═════ DATA TO USE ═════
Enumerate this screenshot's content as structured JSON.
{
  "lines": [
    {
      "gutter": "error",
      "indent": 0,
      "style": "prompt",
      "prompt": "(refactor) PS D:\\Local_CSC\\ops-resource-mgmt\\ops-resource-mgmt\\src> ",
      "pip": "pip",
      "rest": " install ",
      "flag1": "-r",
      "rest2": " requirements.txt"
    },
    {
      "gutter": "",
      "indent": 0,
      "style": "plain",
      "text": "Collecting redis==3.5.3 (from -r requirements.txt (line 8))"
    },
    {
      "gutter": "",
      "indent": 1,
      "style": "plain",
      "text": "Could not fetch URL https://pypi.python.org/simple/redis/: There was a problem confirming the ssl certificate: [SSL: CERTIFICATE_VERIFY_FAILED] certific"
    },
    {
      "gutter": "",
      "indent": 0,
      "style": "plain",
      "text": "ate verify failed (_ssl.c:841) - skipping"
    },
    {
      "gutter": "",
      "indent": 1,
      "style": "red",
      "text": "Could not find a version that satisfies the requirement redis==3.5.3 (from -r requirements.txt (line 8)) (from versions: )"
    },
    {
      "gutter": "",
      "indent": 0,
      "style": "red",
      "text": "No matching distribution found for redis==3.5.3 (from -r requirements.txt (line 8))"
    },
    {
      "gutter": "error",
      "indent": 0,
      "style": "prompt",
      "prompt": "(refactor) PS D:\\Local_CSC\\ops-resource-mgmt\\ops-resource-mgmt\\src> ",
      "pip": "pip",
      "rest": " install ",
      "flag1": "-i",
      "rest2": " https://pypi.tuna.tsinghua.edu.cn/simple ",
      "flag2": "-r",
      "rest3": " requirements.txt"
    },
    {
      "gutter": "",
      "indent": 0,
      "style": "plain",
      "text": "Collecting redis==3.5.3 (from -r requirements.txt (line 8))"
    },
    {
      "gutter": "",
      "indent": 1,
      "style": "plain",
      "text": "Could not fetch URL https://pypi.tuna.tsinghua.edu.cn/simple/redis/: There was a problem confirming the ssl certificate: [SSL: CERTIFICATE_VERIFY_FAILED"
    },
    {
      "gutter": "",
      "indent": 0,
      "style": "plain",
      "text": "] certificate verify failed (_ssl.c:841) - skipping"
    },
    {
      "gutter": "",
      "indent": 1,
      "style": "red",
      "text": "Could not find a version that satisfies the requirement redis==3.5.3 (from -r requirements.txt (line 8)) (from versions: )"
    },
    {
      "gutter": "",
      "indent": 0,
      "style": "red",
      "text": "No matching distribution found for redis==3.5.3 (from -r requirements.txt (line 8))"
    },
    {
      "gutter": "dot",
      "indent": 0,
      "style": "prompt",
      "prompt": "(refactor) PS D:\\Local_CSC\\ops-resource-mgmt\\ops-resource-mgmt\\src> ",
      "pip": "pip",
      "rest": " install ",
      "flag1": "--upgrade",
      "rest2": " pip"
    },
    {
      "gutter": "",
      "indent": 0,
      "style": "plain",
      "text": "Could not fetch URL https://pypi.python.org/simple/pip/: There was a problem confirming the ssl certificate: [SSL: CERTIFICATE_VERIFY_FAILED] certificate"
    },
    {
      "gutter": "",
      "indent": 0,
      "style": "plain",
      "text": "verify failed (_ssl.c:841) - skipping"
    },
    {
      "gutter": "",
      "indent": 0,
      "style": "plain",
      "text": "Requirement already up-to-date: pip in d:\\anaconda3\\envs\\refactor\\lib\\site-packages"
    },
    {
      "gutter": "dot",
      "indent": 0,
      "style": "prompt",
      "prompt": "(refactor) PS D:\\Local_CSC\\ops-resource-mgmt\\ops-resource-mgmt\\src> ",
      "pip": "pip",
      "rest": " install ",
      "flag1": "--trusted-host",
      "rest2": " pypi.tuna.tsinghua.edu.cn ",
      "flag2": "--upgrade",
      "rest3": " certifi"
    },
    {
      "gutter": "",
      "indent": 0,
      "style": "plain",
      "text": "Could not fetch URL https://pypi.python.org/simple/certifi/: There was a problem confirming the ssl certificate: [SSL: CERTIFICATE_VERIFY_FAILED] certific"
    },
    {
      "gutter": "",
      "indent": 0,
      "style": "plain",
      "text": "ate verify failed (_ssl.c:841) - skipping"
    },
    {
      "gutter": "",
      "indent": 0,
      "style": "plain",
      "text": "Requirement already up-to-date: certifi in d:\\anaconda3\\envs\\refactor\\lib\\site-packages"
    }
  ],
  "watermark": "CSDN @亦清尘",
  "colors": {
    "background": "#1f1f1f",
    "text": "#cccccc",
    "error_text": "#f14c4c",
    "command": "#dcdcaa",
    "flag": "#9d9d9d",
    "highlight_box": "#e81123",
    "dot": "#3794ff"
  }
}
═════
REQUIREMENT: Show every line above in which the word "Could" occurs.

TASK SOLUTION:
      "text": "Could not fetch URL https://pypi.python.org/simple/redis/: There was a problem confirming the ssl certificate: [SSL: CERTIFICATE_VERIFY_FAILED] certific"
      "text": "Could not find a version that satisfies the requirement redis==3.5.3 (from -r requirements.txt (line 8)) (from versions: )"
      "text": "Could not fetch URL https://pypi.tuna.tsinghua.edu.cn/simple/redis/: There was a problem confirming the ssl certificate: [SSL: CERTIFICATE_VERIFY_FAILED"
      "text": "Could not find a version that satisfies the requirement redis==3.5.3 (from -r requirements.txt (line 8)) (from versions: )"
      "text": "Could not fetch URL https://pypi.python.org/simple/pip/: There was a problem confirming the ssl certificate: [SSL: CERTIFICATE_VERIFY_FAILED] certificate"
      "text": "Could not fetch URL https://pypi.python.org/simple/certifi/: There was a problem confirming the ssl certificate: [SSL: CERTIFICATE_VERIFY_FAILED] certific"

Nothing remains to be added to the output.